Exercise brief:
Could every line of the data be printed exactly as it reads?

:: Records to use ::

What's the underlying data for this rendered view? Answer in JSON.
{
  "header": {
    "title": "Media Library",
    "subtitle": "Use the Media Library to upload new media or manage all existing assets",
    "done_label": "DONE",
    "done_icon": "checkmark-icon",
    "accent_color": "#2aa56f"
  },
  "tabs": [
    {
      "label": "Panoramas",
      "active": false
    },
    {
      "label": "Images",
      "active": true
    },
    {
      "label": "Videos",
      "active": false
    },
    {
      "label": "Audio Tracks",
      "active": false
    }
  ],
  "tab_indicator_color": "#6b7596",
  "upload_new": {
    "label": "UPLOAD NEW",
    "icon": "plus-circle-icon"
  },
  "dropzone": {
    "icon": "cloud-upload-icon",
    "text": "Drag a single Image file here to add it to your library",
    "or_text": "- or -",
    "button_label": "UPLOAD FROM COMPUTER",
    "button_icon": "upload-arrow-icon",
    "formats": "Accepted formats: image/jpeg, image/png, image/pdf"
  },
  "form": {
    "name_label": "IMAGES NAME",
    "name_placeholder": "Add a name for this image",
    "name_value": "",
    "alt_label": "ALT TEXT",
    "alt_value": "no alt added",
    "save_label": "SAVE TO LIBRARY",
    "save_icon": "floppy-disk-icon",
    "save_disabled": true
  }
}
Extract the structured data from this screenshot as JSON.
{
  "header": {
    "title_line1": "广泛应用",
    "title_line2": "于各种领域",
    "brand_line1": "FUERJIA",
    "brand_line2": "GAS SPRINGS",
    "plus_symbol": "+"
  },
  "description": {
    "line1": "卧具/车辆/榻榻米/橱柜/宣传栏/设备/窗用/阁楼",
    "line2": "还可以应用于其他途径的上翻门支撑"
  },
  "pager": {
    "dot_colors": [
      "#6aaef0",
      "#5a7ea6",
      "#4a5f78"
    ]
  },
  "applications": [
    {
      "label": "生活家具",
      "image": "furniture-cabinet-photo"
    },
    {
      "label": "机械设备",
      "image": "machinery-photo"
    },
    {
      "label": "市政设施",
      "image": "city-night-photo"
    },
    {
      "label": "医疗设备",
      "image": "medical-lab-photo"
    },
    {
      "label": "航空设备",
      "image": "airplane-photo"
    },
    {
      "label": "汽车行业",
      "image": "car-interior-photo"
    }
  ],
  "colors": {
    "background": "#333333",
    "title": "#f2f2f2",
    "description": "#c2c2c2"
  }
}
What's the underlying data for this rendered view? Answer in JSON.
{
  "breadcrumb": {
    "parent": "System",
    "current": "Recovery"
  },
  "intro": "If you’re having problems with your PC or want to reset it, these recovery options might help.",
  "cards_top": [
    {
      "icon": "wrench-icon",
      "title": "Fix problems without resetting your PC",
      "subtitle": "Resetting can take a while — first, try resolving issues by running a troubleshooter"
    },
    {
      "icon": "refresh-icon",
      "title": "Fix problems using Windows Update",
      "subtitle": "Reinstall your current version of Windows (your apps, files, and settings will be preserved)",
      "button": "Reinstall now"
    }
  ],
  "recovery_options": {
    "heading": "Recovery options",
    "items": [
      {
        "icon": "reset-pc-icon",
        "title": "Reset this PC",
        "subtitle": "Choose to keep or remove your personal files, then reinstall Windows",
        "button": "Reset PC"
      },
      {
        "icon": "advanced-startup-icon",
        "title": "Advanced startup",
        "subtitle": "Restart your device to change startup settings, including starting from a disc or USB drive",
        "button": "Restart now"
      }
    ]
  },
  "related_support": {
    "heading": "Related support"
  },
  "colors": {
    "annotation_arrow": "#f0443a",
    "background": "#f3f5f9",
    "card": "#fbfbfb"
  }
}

:::

Result for this exercise:
What's the underlying data for this rendered view? Answer in JSON.
{
  "header": {
    "title": "Media Library",
    "subtitle": "Use the Media Library to upload new media or manage all existing assets",
    "done_label": "DONE",
    "done_icon": "checkmark-icon",
    "accent_color": "#2aa56f"
  },
  "tabs": [
    {
      "label": "Panoramas",
      "active": false
    },
    {
      "label": "Images",
      "active": true
    },
    {
      "label": "Videos",
      "active": false
    },
    {
      "label": "Audio Tracks",
      "active": false
    }
  ],
  "tab_indicator_color": "#6b7596",
  "upload_new": {
    "label": "UPLOAD NEW",
    "icon": "plus-circle-icon"
  },
  "dropzone": {
    "icon": "cloud-upload-icon",
    "text": "Drag a single Image file here to add it to your library",
    "or_text": "- or -",
    "button_label": "UPLOAD FROM COMPUTER",
    "button_icon": "upload-arrow-icon",
    "formats": "Accepted formats: image/jpeg, image/png, image/pdf"
  },
  "form": {
    "name_label": "IMAGES NAME",
    "name_placeholder": "Add a name for this image",
    "name_value": "",
    "alt_label": "ALT TEXT",
    "alt_value": "no alt added",
    "save_label": "SAVE TO LIBRARY",
    "save_icon": "floppy-disk-icon",
    "save_disabled": true
  }
}
Extract the structured data from this screenshot as JSON.
{
  "header": {
    "title_line1": "广泛应用",
    "title_line2": "于各种领域",
    "brand_line1": "FUERJIA",
    "brand_line2": "GAS SPRINGS",
    "plus_symbol": "+"
  },
  "description": {
    "line1": "卧具/车辆/榻榻米/橱柜/宣传栏/设备/窗用/阁楼",
    "line2": "还可以应用于其他途径的上翻门支撑"
  },
  "pager": {
    "dot_colors": [
      "#6aaef0",
      "#5a7ea6",
      "#4a5f78"
    ]
  },
  "applications": [
    {
      "label": "生活家具",
      "image": "furniture-cabinet-photo"
    },
    {
      "label": "机械设备",
      "image": "machinery-photo"
    },
    {
      "label": "市政设施",
      "image": "city-night-photo"
    },
    {
      "label": "医疗设备",
      "image": "medical-lab-photo"
    },
    {
      "label": "航空设备",
      "image": "airplane-photo"
    },
    {
      "label": "汽车行业",
      "image": "car-interior-photo"
    }
  ],
  "colors": {
    "background": "#333333",
    "title": "#f2f2f2",
    "description": "#c2c2c2"
  }
}
What's the underlying data for this rendered view? Answer in JSON.
{
  "breadcrumb": {
    "parent": "System",
    "current": "Recovery"
  },
  "intro": "If you’re having problems with your PC or want to reset it, these recovery options might help.",
  "cards_top": [
    {
      "icon": "wrench-icon",
      "title": "Fix problems without resetting your PC",
      "subtitle": "Resetting can take a while — first, try resolving issues by running a troubleshooter"
    },
    {
      "icon": "refresh-icon",
      "title": "Fix problems using Windows Update",
      "subtitle": "Reinstall your current version of Windows (your apps, files, and settings will be preserved)",
      "button": "Reinstall now"
    }
  ],
  "recovery_options": {
    "heading": "Recovery options",
    "items": [
      {
        "icon": "reset-pc-icon",
        "title": "Reset this PC",
        "subtitle": "Choose to keep or remove your personal files, then reinstall Windows",
        "button": "Reset PC"
      },
      {
        "icon": "advanced-startup-icon",
        "title": "Advanced startup",
        "subtitle": "Restart your device to change startup settings, including starting from a disc or USB drive",
        "button": "Restart now"
      }
    ]
  },
  "related_support": {
    "heading": "Related support"
  },
  "colors": {
    "annotation_arrow": "#f0443a",
    "background": "#f3f5f9",
    "card": "#fbfbfb"
  }
}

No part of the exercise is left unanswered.